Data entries
==========

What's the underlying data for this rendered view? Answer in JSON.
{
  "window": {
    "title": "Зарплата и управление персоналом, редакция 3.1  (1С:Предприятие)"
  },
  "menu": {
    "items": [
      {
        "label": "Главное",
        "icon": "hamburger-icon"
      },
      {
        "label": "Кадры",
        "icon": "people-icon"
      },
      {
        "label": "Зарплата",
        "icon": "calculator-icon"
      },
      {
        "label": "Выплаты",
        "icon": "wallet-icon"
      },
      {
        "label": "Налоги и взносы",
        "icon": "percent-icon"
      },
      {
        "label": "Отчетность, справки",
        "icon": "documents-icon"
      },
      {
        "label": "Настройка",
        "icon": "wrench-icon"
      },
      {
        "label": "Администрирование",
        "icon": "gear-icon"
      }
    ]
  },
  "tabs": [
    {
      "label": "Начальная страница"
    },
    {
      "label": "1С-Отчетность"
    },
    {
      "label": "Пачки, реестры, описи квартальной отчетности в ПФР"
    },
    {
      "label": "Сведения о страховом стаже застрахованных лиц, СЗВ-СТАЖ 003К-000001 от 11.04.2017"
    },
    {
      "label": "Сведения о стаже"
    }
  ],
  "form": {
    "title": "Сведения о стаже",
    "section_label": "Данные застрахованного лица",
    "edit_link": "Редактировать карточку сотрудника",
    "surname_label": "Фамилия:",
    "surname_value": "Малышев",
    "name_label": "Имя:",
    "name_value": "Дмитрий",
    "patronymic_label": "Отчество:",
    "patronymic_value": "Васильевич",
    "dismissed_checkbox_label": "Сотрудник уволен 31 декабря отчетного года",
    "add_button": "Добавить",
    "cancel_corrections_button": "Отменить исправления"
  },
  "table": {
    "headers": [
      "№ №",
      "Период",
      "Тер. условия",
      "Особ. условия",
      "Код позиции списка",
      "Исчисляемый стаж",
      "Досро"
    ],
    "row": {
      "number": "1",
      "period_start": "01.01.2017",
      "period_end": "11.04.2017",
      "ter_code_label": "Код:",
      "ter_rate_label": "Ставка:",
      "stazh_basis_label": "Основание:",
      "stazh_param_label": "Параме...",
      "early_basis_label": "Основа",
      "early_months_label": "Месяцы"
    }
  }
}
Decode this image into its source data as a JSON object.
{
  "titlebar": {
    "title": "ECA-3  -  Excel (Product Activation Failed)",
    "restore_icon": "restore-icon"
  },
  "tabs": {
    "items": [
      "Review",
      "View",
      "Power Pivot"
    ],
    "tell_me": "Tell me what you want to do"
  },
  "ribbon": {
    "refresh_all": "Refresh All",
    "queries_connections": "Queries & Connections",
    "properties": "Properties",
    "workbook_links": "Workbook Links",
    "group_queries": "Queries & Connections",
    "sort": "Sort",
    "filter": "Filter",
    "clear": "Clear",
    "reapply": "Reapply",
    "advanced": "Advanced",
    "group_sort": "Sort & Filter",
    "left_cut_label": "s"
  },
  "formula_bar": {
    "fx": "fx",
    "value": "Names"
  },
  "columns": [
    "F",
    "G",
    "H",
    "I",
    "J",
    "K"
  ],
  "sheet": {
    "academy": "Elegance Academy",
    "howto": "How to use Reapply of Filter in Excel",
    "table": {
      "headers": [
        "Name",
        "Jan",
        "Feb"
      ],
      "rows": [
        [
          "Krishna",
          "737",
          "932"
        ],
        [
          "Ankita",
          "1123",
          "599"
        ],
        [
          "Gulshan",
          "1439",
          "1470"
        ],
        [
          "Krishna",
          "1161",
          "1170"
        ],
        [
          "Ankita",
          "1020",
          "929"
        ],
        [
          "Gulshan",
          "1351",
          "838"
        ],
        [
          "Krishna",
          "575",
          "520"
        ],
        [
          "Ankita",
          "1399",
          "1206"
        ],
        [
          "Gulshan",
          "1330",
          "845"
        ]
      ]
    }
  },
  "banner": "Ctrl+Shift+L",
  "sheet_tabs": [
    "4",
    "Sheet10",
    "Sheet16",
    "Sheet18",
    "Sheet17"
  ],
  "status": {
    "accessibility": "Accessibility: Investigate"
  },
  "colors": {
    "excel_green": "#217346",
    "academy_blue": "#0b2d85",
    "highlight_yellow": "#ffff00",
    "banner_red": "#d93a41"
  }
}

==========

## [PROBLEM DETAILS]
Gather each line from the listing above that holds "Сведения".

## [TASK OUTPUT]
      "label": "Сведения о страховом стаже застрахованных лиц, СЗВ-СТАЖ 003К-000001 от 11.04.2017"
      "label": "Сведения о стаже"
    "title": "Сведения о стаже",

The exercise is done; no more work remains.